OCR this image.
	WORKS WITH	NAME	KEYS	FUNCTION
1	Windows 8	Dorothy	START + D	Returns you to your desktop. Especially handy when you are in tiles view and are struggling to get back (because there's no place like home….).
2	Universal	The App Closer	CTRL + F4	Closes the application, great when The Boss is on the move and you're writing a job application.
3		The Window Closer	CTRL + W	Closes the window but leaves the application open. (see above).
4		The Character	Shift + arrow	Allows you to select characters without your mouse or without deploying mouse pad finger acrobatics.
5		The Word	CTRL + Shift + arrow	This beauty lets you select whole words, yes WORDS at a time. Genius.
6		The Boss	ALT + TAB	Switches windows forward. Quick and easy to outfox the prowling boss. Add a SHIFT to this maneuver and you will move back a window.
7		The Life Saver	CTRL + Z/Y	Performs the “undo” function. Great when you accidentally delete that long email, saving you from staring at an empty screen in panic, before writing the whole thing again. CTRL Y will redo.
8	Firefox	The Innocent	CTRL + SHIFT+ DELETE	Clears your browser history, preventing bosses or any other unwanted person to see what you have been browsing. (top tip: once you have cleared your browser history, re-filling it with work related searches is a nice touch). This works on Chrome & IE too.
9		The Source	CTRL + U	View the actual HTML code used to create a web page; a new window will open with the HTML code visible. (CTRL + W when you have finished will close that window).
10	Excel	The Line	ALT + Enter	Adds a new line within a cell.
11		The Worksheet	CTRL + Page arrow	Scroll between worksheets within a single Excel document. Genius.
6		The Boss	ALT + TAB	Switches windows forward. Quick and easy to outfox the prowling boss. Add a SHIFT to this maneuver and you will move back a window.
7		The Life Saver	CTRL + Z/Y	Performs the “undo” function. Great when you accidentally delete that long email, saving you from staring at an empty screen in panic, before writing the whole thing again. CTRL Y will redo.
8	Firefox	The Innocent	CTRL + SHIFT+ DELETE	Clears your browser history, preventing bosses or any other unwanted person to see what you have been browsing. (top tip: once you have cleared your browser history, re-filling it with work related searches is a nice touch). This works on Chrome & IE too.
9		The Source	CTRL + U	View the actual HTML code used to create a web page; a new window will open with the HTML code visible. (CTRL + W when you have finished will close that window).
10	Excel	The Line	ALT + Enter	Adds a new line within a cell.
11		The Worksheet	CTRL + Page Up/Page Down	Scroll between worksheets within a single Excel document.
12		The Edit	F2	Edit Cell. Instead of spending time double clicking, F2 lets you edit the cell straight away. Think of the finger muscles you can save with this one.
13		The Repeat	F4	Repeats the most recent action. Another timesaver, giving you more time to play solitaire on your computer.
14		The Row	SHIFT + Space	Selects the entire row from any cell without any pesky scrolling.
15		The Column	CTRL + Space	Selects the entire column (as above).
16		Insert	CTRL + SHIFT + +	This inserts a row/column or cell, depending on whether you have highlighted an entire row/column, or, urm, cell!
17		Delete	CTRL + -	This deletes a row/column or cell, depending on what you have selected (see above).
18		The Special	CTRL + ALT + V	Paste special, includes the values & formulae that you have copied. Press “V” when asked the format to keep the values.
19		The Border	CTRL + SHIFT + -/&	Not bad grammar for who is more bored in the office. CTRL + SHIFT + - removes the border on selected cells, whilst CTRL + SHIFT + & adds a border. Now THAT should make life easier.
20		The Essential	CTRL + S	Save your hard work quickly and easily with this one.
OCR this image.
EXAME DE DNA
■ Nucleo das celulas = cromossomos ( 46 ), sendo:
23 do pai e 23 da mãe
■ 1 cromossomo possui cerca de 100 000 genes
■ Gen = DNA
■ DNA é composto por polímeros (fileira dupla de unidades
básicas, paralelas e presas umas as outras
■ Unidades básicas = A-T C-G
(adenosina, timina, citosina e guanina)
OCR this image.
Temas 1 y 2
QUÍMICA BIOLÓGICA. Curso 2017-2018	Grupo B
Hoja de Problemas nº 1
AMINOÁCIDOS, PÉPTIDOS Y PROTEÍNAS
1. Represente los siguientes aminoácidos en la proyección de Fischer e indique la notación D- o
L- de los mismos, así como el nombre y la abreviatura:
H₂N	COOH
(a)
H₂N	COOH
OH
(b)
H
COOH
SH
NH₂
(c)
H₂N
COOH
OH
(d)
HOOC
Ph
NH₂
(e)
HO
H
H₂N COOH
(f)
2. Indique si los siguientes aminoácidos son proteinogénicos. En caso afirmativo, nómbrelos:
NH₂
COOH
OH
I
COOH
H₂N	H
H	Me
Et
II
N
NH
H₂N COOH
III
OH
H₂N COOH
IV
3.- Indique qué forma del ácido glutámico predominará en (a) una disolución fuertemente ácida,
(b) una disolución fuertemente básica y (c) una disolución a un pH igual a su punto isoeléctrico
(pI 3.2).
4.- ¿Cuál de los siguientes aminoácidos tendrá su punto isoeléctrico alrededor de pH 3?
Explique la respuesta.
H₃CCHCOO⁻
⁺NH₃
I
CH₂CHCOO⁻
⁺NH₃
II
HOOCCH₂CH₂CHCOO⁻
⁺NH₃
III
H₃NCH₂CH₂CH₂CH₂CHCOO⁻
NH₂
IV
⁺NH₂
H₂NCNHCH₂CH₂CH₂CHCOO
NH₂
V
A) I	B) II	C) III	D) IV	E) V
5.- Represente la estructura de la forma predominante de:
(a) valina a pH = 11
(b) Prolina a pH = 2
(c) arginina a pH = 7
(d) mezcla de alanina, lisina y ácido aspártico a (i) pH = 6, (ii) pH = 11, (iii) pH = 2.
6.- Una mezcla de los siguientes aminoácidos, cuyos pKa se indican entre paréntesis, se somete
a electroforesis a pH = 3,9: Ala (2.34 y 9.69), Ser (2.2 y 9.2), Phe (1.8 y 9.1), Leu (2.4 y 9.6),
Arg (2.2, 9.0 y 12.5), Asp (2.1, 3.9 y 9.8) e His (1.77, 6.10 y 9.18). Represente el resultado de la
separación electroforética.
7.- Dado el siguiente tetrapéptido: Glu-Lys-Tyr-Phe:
+ + + + + + +
How many lines in the records include "Represente"? Answer with the number alone.

ANSWER SPACE –
3